┌─ DATASET ENTRIES
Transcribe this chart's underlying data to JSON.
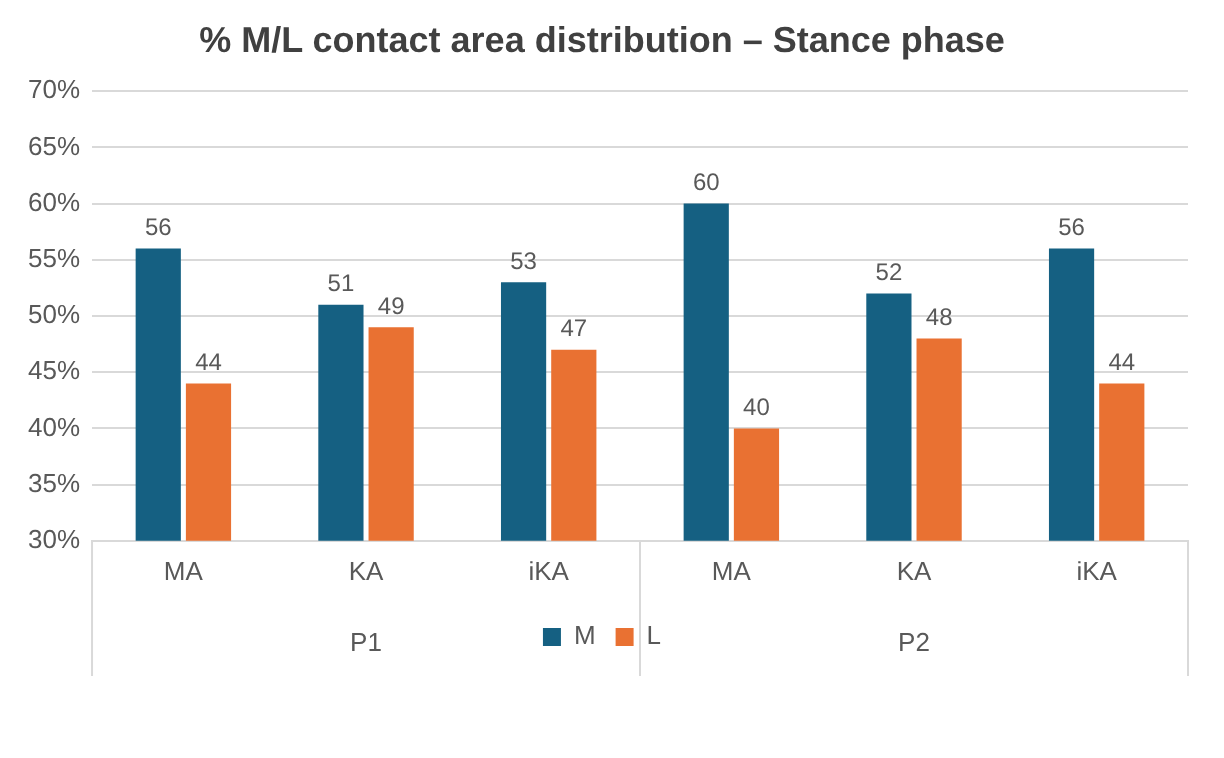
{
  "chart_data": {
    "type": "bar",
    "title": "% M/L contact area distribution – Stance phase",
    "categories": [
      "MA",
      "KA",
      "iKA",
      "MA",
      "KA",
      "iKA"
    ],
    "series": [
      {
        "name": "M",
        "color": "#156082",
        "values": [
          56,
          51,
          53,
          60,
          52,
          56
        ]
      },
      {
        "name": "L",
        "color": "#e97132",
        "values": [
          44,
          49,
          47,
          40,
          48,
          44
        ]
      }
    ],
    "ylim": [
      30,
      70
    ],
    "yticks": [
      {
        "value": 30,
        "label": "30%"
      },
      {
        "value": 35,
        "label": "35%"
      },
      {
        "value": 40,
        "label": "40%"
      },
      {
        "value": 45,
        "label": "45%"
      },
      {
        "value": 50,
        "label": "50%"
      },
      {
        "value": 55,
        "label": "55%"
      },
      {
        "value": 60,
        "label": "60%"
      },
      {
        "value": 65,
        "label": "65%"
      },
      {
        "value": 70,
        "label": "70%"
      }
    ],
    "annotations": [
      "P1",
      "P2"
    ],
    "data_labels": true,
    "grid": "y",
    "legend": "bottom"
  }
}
└─
┌─ DATASET ENTRIES
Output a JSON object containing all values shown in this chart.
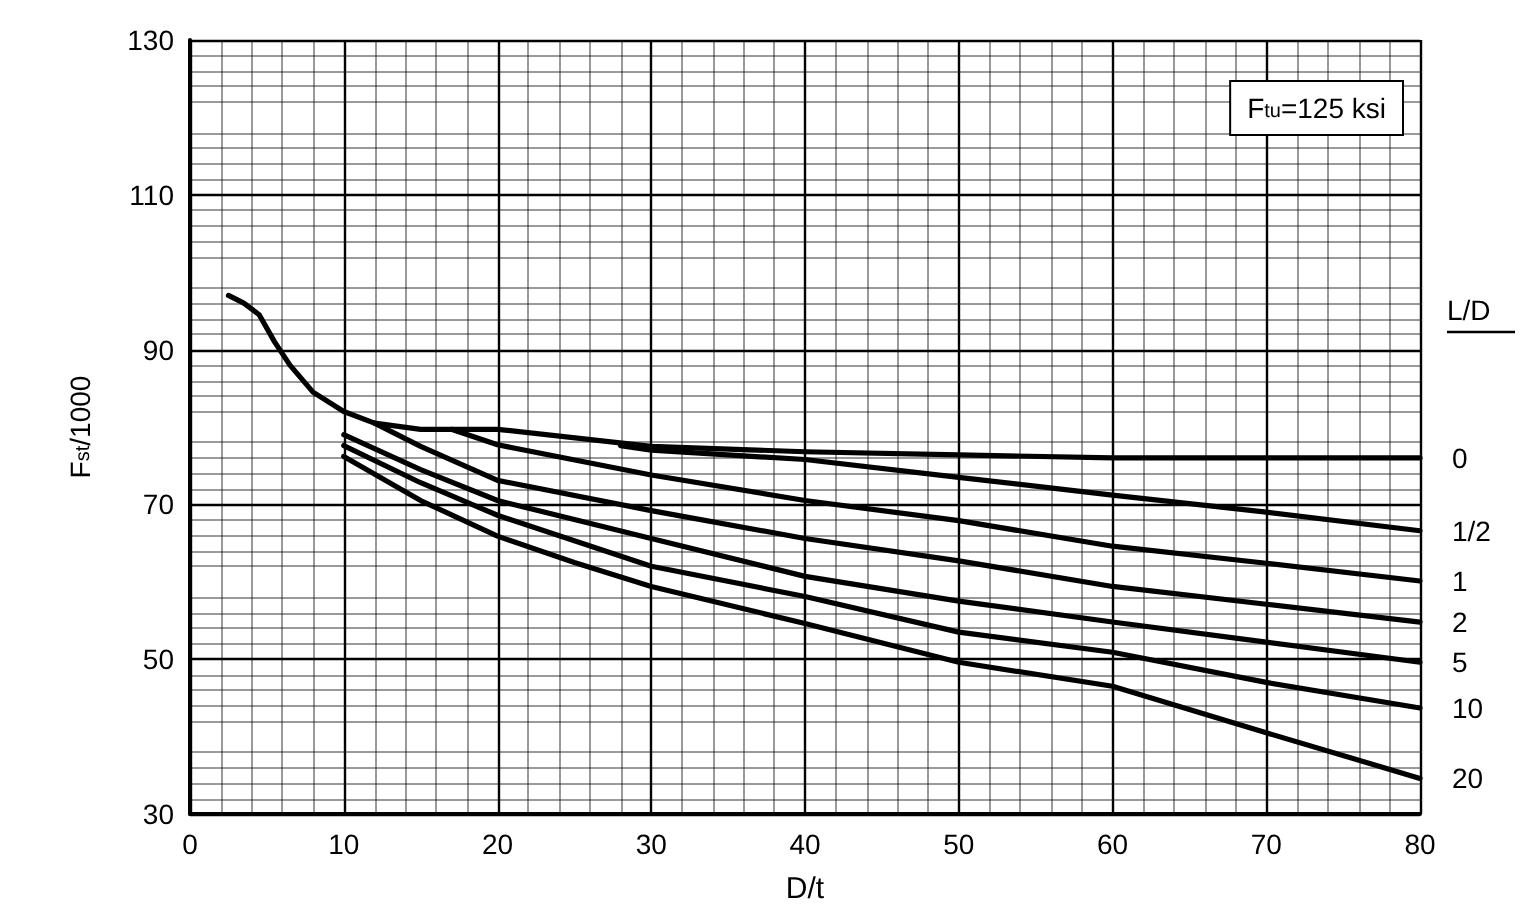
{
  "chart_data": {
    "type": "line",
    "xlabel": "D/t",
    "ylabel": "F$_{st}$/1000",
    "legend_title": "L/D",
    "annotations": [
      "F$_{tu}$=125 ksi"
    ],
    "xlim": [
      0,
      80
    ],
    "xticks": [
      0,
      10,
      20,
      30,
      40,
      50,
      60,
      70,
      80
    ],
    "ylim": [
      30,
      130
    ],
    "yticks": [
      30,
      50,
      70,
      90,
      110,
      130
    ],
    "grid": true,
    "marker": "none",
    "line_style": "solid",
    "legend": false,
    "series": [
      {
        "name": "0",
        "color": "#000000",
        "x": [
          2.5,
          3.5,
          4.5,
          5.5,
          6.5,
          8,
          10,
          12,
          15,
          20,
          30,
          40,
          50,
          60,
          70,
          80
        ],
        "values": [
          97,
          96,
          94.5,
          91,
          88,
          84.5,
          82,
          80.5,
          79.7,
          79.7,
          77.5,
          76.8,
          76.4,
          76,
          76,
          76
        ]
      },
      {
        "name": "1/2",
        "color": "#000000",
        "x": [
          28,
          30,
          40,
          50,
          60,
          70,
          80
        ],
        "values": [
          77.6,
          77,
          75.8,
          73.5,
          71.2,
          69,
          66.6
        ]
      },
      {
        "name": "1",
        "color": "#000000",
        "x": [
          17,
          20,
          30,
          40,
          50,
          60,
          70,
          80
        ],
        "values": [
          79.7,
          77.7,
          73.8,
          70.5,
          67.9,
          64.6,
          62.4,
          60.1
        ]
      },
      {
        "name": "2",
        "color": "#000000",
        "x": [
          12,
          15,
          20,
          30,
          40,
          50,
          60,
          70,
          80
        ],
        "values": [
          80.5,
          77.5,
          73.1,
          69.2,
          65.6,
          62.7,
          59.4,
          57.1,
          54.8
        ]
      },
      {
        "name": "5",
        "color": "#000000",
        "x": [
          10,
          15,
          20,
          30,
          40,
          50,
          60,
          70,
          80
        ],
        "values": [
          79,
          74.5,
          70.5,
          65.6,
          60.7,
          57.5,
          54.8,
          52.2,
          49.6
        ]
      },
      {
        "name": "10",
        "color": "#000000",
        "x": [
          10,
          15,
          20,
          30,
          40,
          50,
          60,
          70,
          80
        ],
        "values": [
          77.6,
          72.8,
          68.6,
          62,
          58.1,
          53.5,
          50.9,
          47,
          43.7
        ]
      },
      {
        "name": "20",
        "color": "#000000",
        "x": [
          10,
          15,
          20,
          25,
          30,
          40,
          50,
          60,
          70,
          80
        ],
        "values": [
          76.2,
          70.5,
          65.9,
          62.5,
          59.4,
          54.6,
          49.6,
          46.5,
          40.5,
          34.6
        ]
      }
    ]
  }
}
└─
TASK REQUIREMENTS
Look through the entries above and list every line containing "JSON".

EXERCISE OUTPUT
Transcribe this chart's underlying data to JSON.
Output a JSON object containing all values shown in this chart.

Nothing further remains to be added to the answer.